▶ [Your objective] Take every line that has the string "ICOM" and copy it out.

▶ [Collected data entries]
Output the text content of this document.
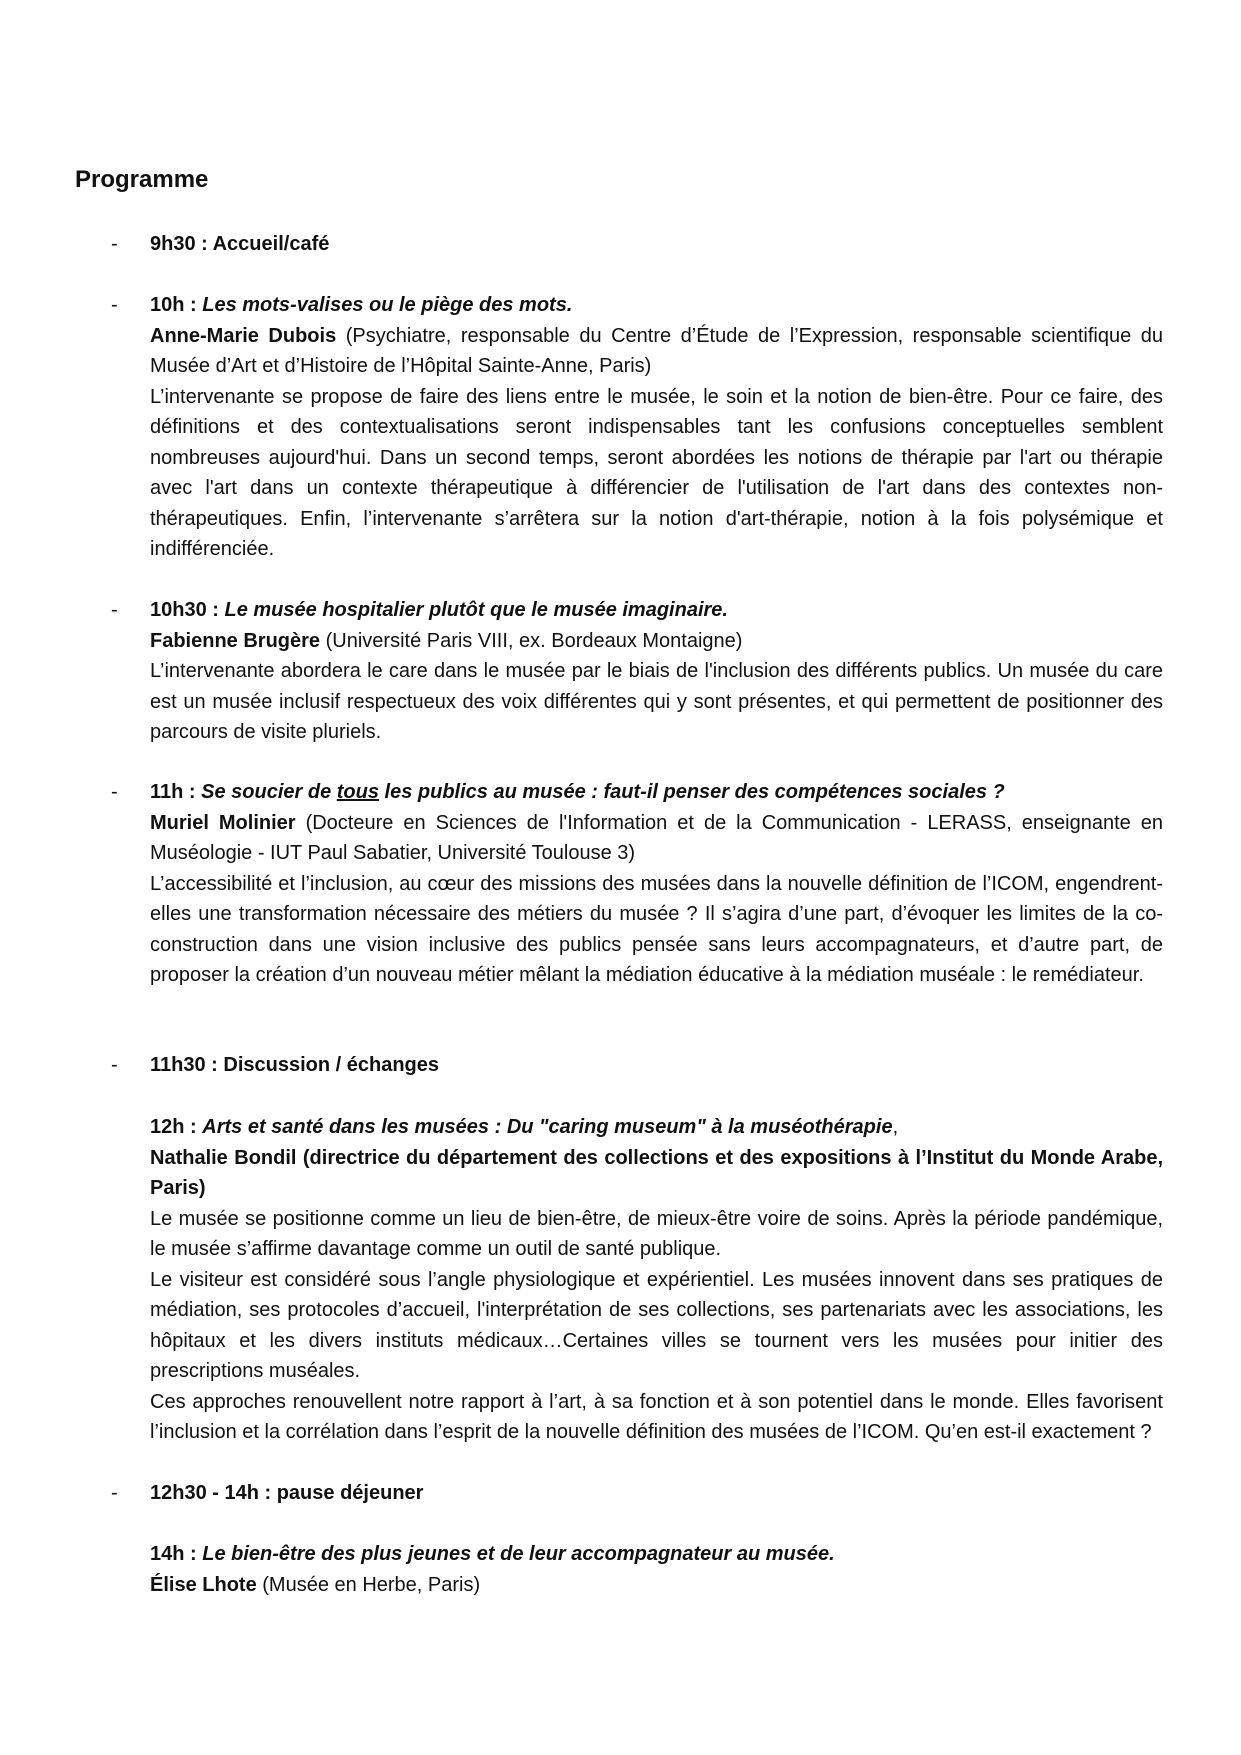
Programme
- 9h30 : Accueil/café

- 10h : Les mots-valises ou le piège des mots.

Anne-Marie Dubois (Psychiatre, responsable du Centre d’Étude de l’Expression, responsable scientifique du Musée d’Art et d’Histoire de l’Hôpital Sainte-Anne, Paris)

L’intervenante se propose de faire des liens entre le musée, le soin et la notion de bien-être. Pour ce faire, des définitions et des contextualisations seront indispensables tant les confusions conceptuelles semblent nombreuses aujourd'hui. Dans un second temps, seront abordées les notions de thérapie par l'art ou thérapie avec l'art dans un contexte thérapeutique à différencier de l'utilisation de l'art dans des contextes non-thérapeutiques. Enfin, l’intervenante s’arrêtera sur la notion d'art-thérapie, notion à la fois polysémique et indifférenciée.

- 10h30 : Le musée hospitalier plutôt que le musée imaginaire.

Fabienne Brugère (Université Paris VIII, ex. Bordeaux Montaigne)

L’intervenante abordera le care dans le musée par le biais de l'inclusion des différents publics. Un musée du care est un musée inclusif respectueux des voix différentes qui y sont présentes, et qui permettent de positionner des parcours de visite pluriels.

- 11h : Se soucier de tous les publics au musée : faut-il penser des compétences sociales ?

Muriel Molinier (Docteure en Sciences de l'Information et de la Communication - LERASS, enseignante en Muséologie - IUT Paul Sabatier, Université Toulouse 3)

L’accessibilité et l’inclusion, au cœur des missions des musées dans la nouvelle définition de l’ICOM, engendrent-elles une transformation nécessaire des métiers du musée ? Il s’agira d’une part, d’évoquer les limites de la co-construction dans une vision inclusive des publics pensée sans leurs accompagnateurs, et d’autre part, de proposer la création d’un nouveau métier mêlant la médiation éducative à la médiation muséale : le remédiateur.

- 11h30 : Discussion / échanges

12h : Arts et santé dans les musées : Du "caring museum" à la muséothérapie,

Nathalie Bondil (directrice du département des collections et des expositions à l’Institut du Monde Arabe, Paris)

Le musée se positionne comme un lieu de bien-être, de mieux-être voire de soins. Après la période pandémique, le musée s’affirme davantage comme un outil de santé publique.

Le visiteur est considéré sous l’angle physiologique et expérientiel. Les musées innovent dans ses pratiques de médiation, ses protocoles d’accueil, l'interprétation de ses collections, ses partenariats avec les associations, les hôpitaux et les divers instituts médicaux…Certaines villes se tournent vers les musées pour initier des prescriptions muséales.

Ces approches renouvellent notre rapport à l’art, à sa fonction et à son potentiel dans le monde. Elles favorisent l’inclusion et la corrélation dans l’esprit de la nouvelle définition des musées de l’ICOM. Qu’en est-il exactement ?

- 12h30 - 14h : pause déjeuner

14h : Le bien-être des plus jeunes et de leur accompagnateur au musée.

Élise Lhote (Musée en Herbe, Paris)
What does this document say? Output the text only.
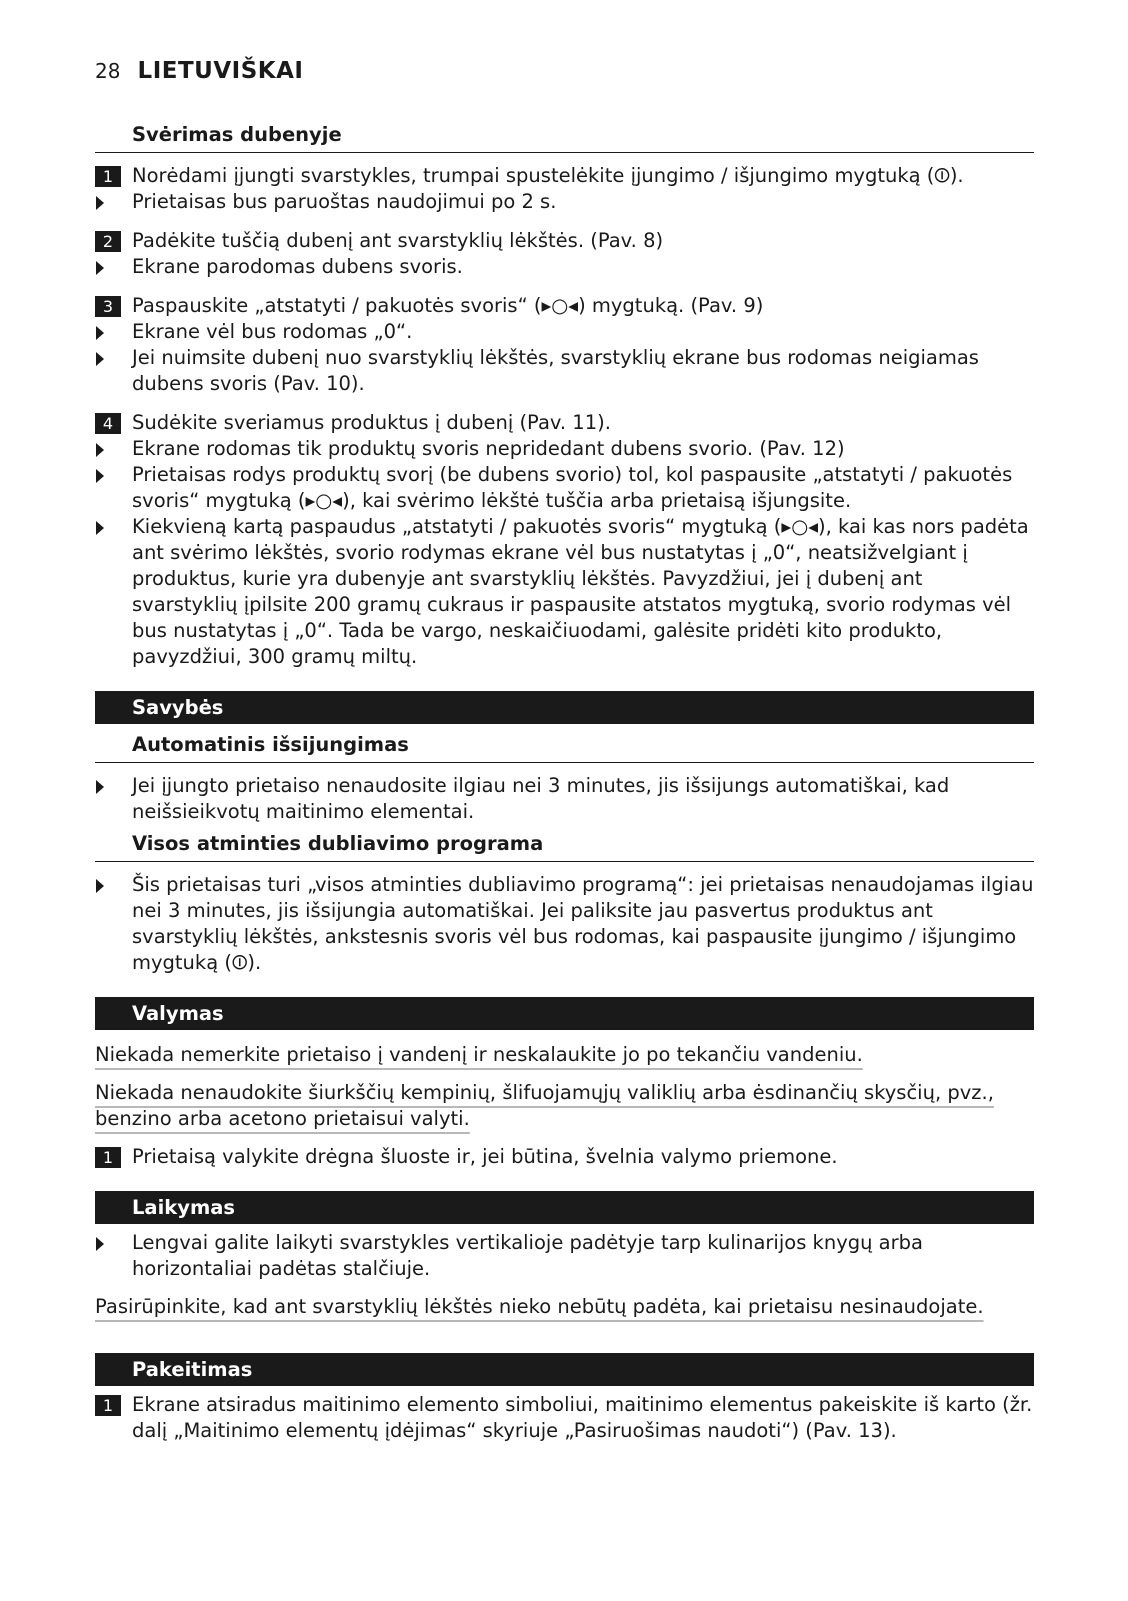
28 LIETUVIŠKAI
Svėrimas dubenyje
1 Norėdami įjungti svarstykles, trumpai spustelėkite įjungimo / išjungimo mygtuką (⏼).
Prietaisas bus paruoštas naudojimui po 2 s.
2 Padėkite tuščią dubenį ant svarstyklių lėkštės. (Pav. 8)
Ekrane parodomas dubens svoris.
3 Paspauskite „atstatyti / pakuotės svoris“ (▸○◂) mygtuką. (Pav. 9)
Ekrane vėl bus rodomas „0“.
Jei nuimsite dubenį nuo svarstyklių lėkštės, svarstyklių ekrane bus rodomas neigiamas dubens svoris (Pav. 10).
4 Sudėkite sveriamus produktus į dubenį (Pav. 11).
Ekrane rodomas tik produktų svoris nepridedant dubens svorio. (Pav. 12)
Prietaisas rodys produktų svorį (be dubens svorio) tol, kol paspausite „atstatyti / pakuotės svoris“ mygtuką (▸○◂), kai svėrimo lėkštė tuščia arba prietaisą išjungsite.
Kiekvieną kartą paspaudus „atstatyti / pakuotės svoris“ mygtuką (▸○◂), kai kas nors padėta ant svėrimo lėkštės, svorio rodymas ekrane vėl bus nustatytas į „0“, neatsižvelgiant į produktus, kurie yra dubenyje ant svarstyklių lėkštės. Pavyzdžiui, jei į dubenį ant svarstyklių įpilsite 200 gramų cukraus ir paspausite atstatos mygtuką, svorio rodymas vėl bus nustatytas į „0“. Tada be vargo, neskaičiuodami, galėsite pridėti kito produkto, pavyzdžiui, 300 gramų miltų.
Savybės
Automatinis išsijungimas
Jei įjungto prietaiso nenaudosite ilgiau nei 3 minutes, jis išsijungs automatiškai, kad neišsieikvotų maitinimo elementai.
Visos atminties dubliavimo programa
Šis prietaisas turi „visos atminties dubliavimo programą“: jei prietaisas nenaudojamas ilgiau nei 3 minutes, jis išsijungia automatiškai. Jei paliksite jau pasvertus produktus ant svarstyklių lėkštės, ankstesnis svoris vėl bus rodomas, kai paspausite įjungimo / išjungimo mygtuką (⏼).
Valymas
Niekada nemerkite prietaiso į vandenį ir neskalaukite jo po tekančiu vandeniu.
Niekada nenaudokite šiurkščių kempinių, šlifuojamųjų valiklių arba ėsdinančių skysčių, pvz., benzino arba acetono prietaisui valyti.
1 Prietaisą valykite drėgna šluoste ir, jei būtina, švelnia valymo priemone.
Laikymas
Lengvai galite laikyti svarstykles vertikalioje padėtyje tarp kulinarijos knygų arba horizontaliai padėtas stalčiuje.
Pasirūpinkite, kad ant svarstyklių lėkštės nieko nebūtų padėta, kai prietaisu nesinaudojate.
Pakeitimas
1 Ekrane atsiradus maitinimo elemento simboliui, maitinimo elementus pakeiskite iš karto (žr. dalį „Maitinimo elementų įdėjimas“ skyriuje „Pasiruošimas naudoti“) (Pav. 13).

▶ [Complete output]
L’accessibilité et l’inclusion, au cœur des missions des musées dans la nouvelle définition de l’ICOM, engendrent-elles une transformation nécessaire des métiers du musée ? Il s’agira d’une part, d’évoquer les limites de la co-construction dans une vision inclusive des publics pensée sans leurs accompagnateurs, et d’autre part, de proposer la création d’un nouveau métier mêlant la médiation éducative à la médiation muséale : le remédiateur.
Ces approches renouvellent notre rapport à l’art, à sa fonction et à son potentiel dans le monde. Elles favorisent l’inclusion et la corrélation dans l’esprit de la nouvelle définition des musées de l’ICOM. Qu’en est-il exactement ?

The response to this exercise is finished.